(Excerpt from a dataset)

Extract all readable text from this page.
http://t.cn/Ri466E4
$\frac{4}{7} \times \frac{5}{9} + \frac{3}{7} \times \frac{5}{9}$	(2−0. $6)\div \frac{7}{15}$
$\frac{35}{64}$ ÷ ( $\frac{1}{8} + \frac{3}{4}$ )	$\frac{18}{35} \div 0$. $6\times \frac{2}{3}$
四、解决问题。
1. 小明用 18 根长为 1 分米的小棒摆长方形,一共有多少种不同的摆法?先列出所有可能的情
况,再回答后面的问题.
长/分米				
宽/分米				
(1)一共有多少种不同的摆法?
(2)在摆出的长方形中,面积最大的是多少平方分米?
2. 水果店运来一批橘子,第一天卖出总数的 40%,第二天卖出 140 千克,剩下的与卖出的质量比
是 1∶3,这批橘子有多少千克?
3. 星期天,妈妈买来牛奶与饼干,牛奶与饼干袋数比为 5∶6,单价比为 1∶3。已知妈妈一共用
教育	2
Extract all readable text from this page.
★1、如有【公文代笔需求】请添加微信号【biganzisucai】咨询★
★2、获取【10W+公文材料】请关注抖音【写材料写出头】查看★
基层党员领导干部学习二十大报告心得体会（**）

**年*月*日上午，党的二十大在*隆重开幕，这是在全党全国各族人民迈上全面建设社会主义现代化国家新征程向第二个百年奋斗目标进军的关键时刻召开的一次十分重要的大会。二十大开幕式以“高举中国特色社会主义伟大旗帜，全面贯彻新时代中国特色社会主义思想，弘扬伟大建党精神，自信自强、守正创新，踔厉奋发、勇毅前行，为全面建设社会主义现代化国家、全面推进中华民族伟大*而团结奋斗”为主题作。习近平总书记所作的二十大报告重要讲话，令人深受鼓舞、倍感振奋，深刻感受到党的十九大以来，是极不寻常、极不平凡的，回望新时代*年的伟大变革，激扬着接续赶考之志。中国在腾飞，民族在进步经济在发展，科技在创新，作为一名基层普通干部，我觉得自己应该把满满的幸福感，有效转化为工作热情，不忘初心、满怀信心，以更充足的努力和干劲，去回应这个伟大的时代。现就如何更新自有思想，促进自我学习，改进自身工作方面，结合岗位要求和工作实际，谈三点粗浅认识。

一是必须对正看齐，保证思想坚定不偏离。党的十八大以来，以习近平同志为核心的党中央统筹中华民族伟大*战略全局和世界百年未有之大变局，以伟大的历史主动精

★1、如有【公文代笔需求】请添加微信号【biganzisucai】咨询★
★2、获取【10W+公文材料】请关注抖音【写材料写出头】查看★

(What the task requires) Print the listing above in its entirety, with every line exact.

(Complete response)
Extract all readable text from this page.
http://t.cn/Ri466E4
$\frac{4}{7} \times \frac{5}{9} + \frac{3}{7} \times \frac{5}{9}$	(2−0. $6)\div \frac{7}{15}$
$\frac{35}{64}$ ÷ ( $\frac{1}{8} + \frac{3}{4}$ )	$\frac{18}{35} \div 0$. $6\times \frac{2}{3}$
四、解决问题。
1. 小明用 18 根长为 1 分米的小棒摆长方形,一共有多少种不同的摆法?先列出所有可能的情
况,再回答后面的问题.
长/分米				
宽/分米				
(1)一共有多少种不同的摆法?
(2)在摆出的长方形中,面积最大的是多少平方分米?
2. 水果店运来一批橘子,第一天卖出总数的 40%,第二天卖出 140 千克,剩下的与卖出的质量比
是 1∶3,这批橘子有多少千克?
3. 星期天,妈妈买来牛奶与饼干,牛奶与饼干袋数比为 5∶6,单价比为 1∶3。已知妈妈一共用
教育	2
Extract all readable text from this page.
★1、如有【公文代笔需求】请添加微信号【biganzisucai】咨询★
★2、获取【10W+公文材料】请关注抖音【写材料写出头】查看★
基层党员领导干部学习二十大报告心得体会（**）

**年*月*日上午，党的二十大在*隆重开幕，这是在全党全国各族人民迈上全面建设社会主义现代化国家新征程向第二个百年奋斗目标进军的关键时刻召开的一次十分重要的大会。二十大开幕式以“高举中国特色社会主义伟大旗帜，全面贯彻新时代中国特色社会主义思想，弘扬伟大建党精神，自信自强、守正创新，踔厉奋发、勇毅前行，为全面建设社会主义现代化国家、全面推进中华民族伟大*而团结奋斗”为主题作。习近平总书记所作的二十大报告重要讲话，令人深受鼓舞、倍感振奋，深刻感受到党的十九大以来，是极不寻常、极不平凡的，回望新时代*年的伟大变革，激扬着接续赶考之志。中国在腾飞，民族在进步经济在发展，科技在创新，作为一名基层普通干部，我觉得自己应该把满满的幸福感，有效转化为工作热情，不忘初心、满怀信心，以更充足的努力和干劲，去回应这个伟大的时代。现就如何更新自有思想，促进自我学习，改进自身工作方面，结合岗位要求和工作实际，谈三点粗浅认识。

一是必须对正看齐，保证思想坚定不偏离。党的十八大以来，以习近平同志为核心的党中央统筹中华民族伟大*战略全局和世界百年未有之大变局，以伟大的历史主动精

★1、如有【公文代笔需求】请添加微信号【biganzisucai】咨询★
★2、获取【10W+公文材料】请关注抖音【写材料写出头】查看★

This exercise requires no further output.